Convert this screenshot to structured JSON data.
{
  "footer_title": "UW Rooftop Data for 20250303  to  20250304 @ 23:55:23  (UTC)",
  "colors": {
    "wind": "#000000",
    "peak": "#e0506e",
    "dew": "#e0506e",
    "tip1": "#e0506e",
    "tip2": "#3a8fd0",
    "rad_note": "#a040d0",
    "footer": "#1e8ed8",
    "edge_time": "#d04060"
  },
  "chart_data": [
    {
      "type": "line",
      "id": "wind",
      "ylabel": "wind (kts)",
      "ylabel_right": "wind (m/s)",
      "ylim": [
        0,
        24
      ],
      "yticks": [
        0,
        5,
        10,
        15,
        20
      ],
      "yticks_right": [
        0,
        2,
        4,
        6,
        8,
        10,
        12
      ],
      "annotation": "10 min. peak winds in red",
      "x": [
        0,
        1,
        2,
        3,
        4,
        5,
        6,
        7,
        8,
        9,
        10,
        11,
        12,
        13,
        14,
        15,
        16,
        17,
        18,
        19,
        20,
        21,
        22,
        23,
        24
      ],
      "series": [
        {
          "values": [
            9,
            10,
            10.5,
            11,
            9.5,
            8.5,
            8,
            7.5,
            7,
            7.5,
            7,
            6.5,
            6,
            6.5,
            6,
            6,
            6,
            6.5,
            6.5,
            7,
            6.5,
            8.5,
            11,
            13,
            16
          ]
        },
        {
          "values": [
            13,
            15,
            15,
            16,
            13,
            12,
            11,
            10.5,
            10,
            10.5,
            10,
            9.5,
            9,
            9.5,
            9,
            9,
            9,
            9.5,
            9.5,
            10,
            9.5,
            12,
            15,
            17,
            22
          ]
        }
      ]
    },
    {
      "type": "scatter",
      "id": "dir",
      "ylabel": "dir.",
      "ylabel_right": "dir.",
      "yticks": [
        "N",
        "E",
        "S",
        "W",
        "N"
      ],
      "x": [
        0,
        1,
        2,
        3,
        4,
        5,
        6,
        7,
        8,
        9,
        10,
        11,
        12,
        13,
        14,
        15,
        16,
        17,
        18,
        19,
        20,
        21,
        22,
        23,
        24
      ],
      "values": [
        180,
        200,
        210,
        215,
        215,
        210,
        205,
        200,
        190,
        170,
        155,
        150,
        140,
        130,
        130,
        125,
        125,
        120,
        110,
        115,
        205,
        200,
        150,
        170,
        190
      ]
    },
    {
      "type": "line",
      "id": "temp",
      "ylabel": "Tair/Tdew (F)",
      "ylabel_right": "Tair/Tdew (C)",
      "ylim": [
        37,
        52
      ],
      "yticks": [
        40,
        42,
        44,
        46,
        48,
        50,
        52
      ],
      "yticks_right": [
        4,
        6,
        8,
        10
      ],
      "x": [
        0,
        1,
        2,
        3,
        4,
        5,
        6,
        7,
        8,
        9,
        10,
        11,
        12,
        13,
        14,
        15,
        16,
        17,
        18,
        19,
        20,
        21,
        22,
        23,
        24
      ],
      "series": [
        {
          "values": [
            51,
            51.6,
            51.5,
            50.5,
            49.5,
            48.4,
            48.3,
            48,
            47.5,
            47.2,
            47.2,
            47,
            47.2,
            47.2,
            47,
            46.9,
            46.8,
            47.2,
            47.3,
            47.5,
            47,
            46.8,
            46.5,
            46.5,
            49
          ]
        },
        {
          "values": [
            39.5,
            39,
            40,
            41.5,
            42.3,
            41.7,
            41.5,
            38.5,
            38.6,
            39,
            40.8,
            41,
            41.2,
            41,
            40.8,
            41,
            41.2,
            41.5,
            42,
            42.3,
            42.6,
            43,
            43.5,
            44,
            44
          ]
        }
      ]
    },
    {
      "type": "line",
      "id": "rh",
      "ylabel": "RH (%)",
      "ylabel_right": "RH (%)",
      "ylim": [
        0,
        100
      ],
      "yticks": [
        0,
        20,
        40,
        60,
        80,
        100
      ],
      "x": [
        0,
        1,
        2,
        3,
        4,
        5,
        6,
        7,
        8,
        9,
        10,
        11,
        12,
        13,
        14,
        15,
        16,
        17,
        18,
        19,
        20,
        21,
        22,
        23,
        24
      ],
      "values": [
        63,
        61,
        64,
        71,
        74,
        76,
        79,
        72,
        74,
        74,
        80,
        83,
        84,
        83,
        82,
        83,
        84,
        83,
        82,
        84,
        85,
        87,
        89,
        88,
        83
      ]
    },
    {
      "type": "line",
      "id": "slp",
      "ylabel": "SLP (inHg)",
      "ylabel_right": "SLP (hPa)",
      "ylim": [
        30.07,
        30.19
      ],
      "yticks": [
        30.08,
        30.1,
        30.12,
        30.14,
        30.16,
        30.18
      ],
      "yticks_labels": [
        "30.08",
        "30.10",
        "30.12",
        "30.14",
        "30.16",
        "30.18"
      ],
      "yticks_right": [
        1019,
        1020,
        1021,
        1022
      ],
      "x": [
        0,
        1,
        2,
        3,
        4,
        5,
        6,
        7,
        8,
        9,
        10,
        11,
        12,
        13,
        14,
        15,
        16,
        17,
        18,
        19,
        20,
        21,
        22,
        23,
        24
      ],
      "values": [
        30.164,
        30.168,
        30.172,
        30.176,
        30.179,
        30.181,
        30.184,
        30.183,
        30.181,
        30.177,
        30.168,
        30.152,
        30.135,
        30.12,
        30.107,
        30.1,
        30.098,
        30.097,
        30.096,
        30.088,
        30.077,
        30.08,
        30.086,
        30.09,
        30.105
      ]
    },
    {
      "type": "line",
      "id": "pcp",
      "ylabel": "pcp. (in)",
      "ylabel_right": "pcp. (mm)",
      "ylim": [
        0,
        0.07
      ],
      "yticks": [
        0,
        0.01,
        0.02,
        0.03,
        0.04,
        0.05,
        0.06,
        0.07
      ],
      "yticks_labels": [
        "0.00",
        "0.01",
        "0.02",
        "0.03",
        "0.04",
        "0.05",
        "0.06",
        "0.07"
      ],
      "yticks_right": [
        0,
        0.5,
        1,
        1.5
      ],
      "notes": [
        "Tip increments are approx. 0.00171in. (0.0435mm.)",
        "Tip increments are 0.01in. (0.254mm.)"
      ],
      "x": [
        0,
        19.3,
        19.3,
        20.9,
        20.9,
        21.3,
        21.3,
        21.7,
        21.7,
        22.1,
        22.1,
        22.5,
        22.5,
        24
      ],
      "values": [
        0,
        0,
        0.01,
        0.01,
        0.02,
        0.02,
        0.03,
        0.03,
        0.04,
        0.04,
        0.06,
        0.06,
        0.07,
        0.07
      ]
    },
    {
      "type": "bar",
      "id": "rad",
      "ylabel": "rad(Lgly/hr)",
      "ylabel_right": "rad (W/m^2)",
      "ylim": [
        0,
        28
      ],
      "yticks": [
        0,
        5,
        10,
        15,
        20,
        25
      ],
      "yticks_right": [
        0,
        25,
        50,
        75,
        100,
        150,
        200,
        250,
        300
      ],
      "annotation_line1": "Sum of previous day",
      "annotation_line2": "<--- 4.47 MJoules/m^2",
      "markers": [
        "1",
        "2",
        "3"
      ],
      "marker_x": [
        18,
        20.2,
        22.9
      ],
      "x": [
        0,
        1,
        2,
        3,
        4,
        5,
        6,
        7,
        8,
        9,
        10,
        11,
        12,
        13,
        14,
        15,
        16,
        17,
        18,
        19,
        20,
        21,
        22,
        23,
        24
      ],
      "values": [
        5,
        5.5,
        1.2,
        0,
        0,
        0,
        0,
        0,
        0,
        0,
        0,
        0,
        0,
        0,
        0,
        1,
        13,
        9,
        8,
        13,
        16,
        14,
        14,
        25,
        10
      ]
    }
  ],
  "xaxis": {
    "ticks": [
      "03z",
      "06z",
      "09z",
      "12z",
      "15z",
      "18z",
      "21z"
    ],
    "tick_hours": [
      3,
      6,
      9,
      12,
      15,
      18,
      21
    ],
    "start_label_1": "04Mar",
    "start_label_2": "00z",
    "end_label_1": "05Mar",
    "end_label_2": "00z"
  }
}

+---+

▶ STATED EXERCISE
Every line in the data that holds "Tdew" should be copied out.

▶ EXERCISE SOLUTION
      "ylabel": "Tair/Tdew (F)",
      "ylabel_right": "Tair/Tdew (C)",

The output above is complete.